**演習課題 1**: エントリの最初の行から「company-name-input[interactable]: [221, 168, 521, 200]」を含む行までを、両端の行も含めてそのまま再現すること。

**抜粋**:
"""

図1に示すように、森林資源計測システム1は、飛行体搭載のレーザースキャナー2と、レーザースキャナー2から森林領域にレーザー光を照射して得られた3次元点群データに基づき樹木毎の樹高と樹幹の直径を算出する森林資源計測装置10とを有している。
【0016】
レーザースキャナー2では、計測対象の森林領域にレーザー光を照射して得られた、レーザー光の反射強度・反射信号から距離算出や地表面の判定を行っている。
【0017】
森林資源計測装置10は、レーザースキャナー2から森林領域にレーザー光を照射して得られた3次元点群データを取得して、樹木毎の樹高と樹幹の直径を算出する。3次元点群データには、樹木の頂点に対応する点群データと、樹木の樹冠部分に対応する点群データと、樹木の樹幹部分に対応する点群データと、下草部分に対応する点群データとを含んでいる。
【0018】
また森林資源計測装置10は、一般的なコンピュータ装置であり、インターネット等のネットワークを介してレーザースキャナー2から3次元点群データを取得できるように、通信制御を行う機能を有する構成としてもよい。
【0019】
次に、
図2に示す機能ブロック図を用いて森林資源計測装置10の機能構成について説明する。
図2に示すように、森林資源計測装置10は、データ取得部11、正規化処理部12、セグメント処理部13、フィルタリング処理部14、樹幹直径算出部15、材積算出部16、を備えている。
【0020】
データ取得部11は、レーザースキャナー2により森林領域を3次元計測して得られた3次元点群データを取得する。
【0021】
正規化処理部12は、データ取得部11で取得された前記3次元点群データについて、地表面を水平に変換して地表面からの実質の高さに換算する正規化処理を行う。この正規化処理を行うことにより、後続の処理における煩雑さを解消できるメリットがある。また、この正規化処理自体は必須の処理ではないため、森林資源計測装置10において、正規化処理部12を省略する機能構成とすることも可能である。
【0022】
セグメント処理部13は、データ取得部11で取得された前記3次元点群データ、または正規化処理部12で換算された3次元点群データについて、樹木毎の点群データをセグメント化する。ここで、3次元点群データをセグメント化する手法として、例えば樹冠部分の高さに応じて単木セグメントする手法がある。

"""

**演習課題 2**: 森林資源計測の抜粋のうち、「図1に示すように、森林資源計」から「3次元点群データを取得する。」までを一字一句違えずに書き写すこと。

**入力データ**:

"""

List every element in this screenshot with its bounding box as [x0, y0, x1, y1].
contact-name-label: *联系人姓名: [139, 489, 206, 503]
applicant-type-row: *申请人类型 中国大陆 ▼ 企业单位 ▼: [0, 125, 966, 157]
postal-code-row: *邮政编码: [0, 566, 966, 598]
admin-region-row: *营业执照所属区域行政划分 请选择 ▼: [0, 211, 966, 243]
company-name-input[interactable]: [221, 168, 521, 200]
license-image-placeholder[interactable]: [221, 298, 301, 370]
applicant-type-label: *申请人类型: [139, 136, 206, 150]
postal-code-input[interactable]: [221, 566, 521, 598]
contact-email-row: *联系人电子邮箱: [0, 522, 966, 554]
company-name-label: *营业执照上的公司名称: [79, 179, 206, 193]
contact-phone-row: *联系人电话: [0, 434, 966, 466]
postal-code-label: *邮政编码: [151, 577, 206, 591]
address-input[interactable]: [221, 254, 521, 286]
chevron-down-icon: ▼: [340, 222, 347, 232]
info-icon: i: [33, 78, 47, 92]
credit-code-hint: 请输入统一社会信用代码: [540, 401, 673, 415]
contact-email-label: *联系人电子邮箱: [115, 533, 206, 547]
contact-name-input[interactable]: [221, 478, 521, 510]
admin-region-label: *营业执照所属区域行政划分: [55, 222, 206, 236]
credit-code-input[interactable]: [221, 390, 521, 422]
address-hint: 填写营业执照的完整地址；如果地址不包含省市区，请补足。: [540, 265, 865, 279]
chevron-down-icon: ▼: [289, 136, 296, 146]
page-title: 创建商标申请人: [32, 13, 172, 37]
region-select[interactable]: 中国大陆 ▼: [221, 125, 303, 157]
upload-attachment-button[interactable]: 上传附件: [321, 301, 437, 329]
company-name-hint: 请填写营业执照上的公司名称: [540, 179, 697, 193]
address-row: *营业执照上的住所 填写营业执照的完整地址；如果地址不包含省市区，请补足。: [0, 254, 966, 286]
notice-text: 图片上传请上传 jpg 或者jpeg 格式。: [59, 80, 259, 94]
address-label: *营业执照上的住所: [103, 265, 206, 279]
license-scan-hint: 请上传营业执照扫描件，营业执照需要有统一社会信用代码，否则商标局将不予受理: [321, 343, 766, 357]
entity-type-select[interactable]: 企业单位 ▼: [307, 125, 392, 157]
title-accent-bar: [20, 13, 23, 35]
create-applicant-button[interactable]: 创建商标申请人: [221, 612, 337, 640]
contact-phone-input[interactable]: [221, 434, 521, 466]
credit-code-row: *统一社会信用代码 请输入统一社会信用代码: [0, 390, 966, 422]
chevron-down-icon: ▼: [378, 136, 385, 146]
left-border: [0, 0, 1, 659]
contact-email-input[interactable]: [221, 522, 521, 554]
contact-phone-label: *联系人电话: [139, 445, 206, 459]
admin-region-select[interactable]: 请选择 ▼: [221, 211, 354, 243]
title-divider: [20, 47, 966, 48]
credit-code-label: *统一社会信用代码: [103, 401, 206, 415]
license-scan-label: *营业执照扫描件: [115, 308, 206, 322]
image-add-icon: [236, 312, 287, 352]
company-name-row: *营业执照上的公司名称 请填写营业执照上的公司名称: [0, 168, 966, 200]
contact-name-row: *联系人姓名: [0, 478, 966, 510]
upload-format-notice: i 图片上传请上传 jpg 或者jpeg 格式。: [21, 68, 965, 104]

"""

**解答 1**:
List every element in this screenshot with its bounding box as [x0, y0, x1, y1].
contact-name-label: *联系人姓名: [139, 489, 206, 503]
applicant-type-row: *申请人类型 中国大陆 ▼ 企业单位 ▼: [0, 125, 966, 157]
postal-code-row: *邮政编码: [0, 566, 966, 598]
admin-region-row: *营业执照所属区域行政划分 请选择 ▼: [0, 211, 966, 243]
company-name-input[interactable]: [221, 168, 521, 200]

**解答 2**:
図1に示すように、森林資源計測システム1は、飛行体搭載のレーザースキャナー2と、レーザースキャナー2から森林領域にレーザー光を照射して得られた3次元点群データに基づき樹木毎の樹高と樹幹の直径を算出する森林資源計測装置10とを有している。
【0016】
レーザースキャナー2では、計測対象の森林領域にレーザー光を照射して得られた、レーザー光の反射強度・反射信号から距離算出や地表面の判定を行っている。
【0017】
森林資源計測装置10は、レーザースキャナー2から森林領域にレーザー光を照射して得られた3次元点群データを取得して、樹木毎の樹高と樹幹の直径を算出する。3次元点群データには、樹木の頂点に対応する点群データと、樹木の樹冠部分に対応する点群データと、樹木の樹幹部分に対応する点群データと、下草部分に対応する点群データとを含んでいる。
【0018】
また森林資源計測装置10は、一般的なコンピュータ装置であり、インターネット等のネットワークを介してレーザースキャナー2から3次元点群データを取得できるように、通信制御を行う機能を有する構成としてもよい。
【0019】
次に、
図2に示す機能ブロック図を用いて森林資源計測装置10の機能構成について説明する。
図2に示すように、森林資源計測装置10は、データ取得部11、正規化処理部12、セグメント処理部13、フィルタリング処理部14、樹幹直径算出部15、材積算出部16、を備えている。
【0020】
データ取得部11は、レーザースキャナー2により森林領域を3次元計測して得られた3次元点群データを取得する。